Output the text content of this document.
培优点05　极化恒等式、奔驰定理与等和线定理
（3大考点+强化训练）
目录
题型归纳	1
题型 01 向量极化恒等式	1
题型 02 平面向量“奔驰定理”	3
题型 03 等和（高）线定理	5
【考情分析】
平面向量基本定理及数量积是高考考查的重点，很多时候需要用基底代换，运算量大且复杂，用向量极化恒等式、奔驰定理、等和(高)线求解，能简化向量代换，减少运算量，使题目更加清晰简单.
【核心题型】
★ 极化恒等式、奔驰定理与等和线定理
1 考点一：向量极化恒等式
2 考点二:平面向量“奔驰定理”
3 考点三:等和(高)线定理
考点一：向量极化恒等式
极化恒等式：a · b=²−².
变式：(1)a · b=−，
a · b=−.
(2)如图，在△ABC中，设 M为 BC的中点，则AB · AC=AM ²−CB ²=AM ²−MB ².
******
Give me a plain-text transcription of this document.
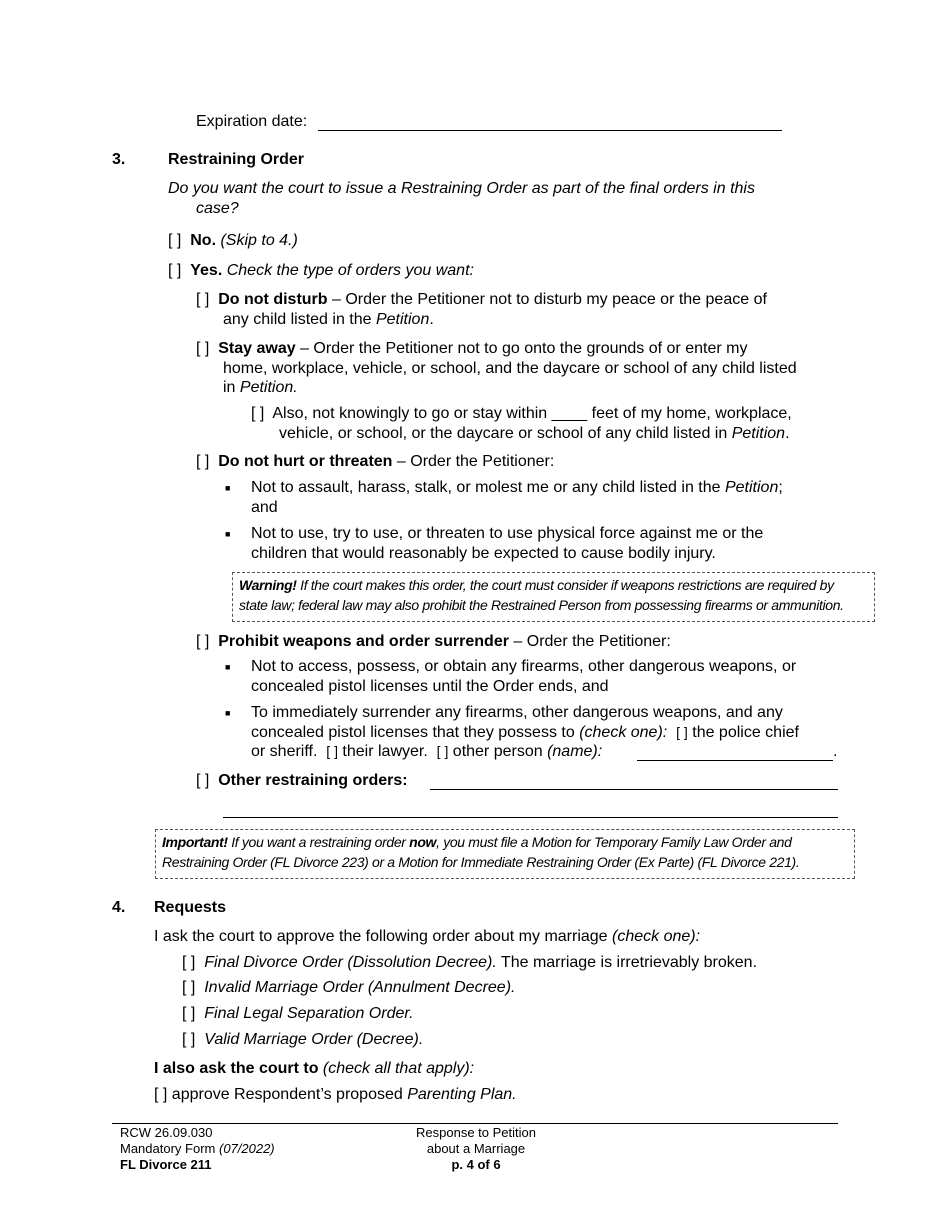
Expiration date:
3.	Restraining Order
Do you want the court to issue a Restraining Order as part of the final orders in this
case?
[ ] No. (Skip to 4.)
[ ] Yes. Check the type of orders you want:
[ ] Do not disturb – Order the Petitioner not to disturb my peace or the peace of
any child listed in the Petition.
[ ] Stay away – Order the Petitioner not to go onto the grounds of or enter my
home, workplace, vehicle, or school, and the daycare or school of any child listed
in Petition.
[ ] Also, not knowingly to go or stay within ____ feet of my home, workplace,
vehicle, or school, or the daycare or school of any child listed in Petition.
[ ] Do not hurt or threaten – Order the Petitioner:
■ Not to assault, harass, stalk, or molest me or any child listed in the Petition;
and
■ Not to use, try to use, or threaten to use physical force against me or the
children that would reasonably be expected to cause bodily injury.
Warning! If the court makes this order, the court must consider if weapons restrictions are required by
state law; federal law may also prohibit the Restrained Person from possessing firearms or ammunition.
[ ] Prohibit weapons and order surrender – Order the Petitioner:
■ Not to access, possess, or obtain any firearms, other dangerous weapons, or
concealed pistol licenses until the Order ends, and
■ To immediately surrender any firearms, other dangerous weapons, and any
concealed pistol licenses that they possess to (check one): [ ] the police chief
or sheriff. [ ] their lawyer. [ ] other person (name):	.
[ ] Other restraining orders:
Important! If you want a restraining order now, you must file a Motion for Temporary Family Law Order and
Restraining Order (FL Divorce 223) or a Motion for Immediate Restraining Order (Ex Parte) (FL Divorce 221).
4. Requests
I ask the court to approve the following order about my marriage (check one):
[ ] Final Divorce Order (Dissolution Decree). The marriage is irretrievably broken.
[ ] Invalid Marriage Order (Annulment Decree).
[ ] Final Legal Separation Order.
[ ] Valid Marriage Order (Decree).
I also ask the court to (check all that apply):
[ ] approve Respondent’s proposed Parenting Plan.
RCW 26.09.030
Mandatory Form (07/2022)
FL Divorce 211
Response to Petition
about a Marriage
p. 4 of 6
******
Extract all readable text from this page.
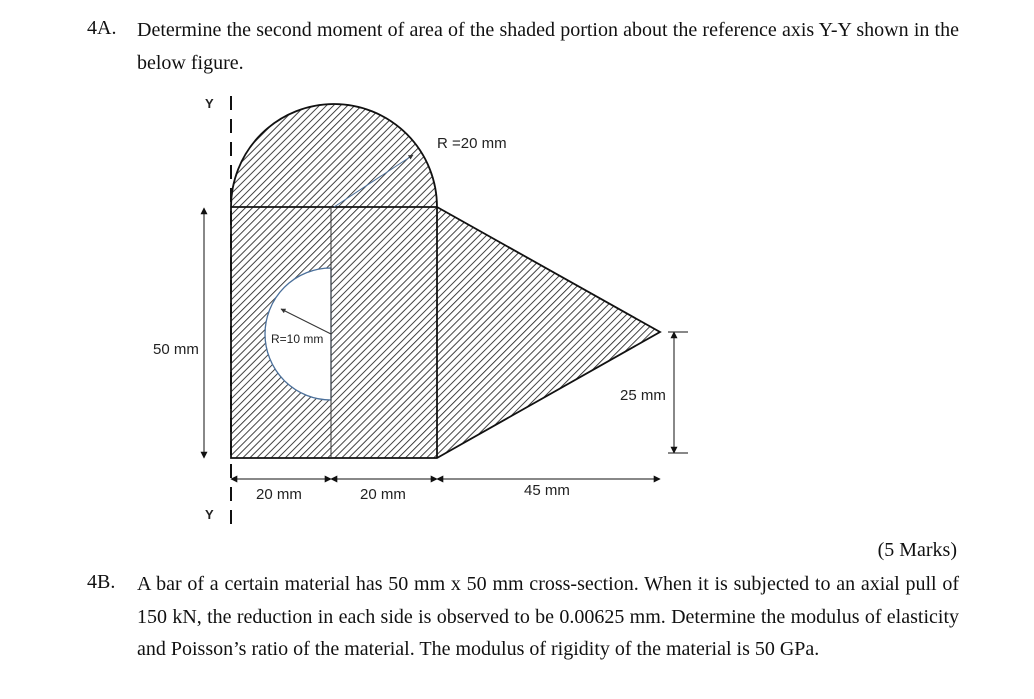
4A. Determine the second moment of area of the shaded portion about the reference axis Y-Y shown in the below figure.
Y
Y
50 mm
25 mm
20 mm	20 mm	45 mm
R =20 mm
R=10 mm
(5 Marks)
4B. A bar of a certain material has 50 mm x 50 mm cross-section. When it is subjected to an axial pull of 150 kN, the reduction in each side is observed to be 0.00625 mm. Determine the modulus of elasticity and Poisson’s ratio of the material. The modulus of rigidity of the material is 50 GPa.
******
**Problem description**
Every line above that contains the word "licenses" should be reported.

**Exercise answer**
concealed pistol licenses until the Order ends, and
concealed pistol licenses that they possess to (check one): [ ] the police chief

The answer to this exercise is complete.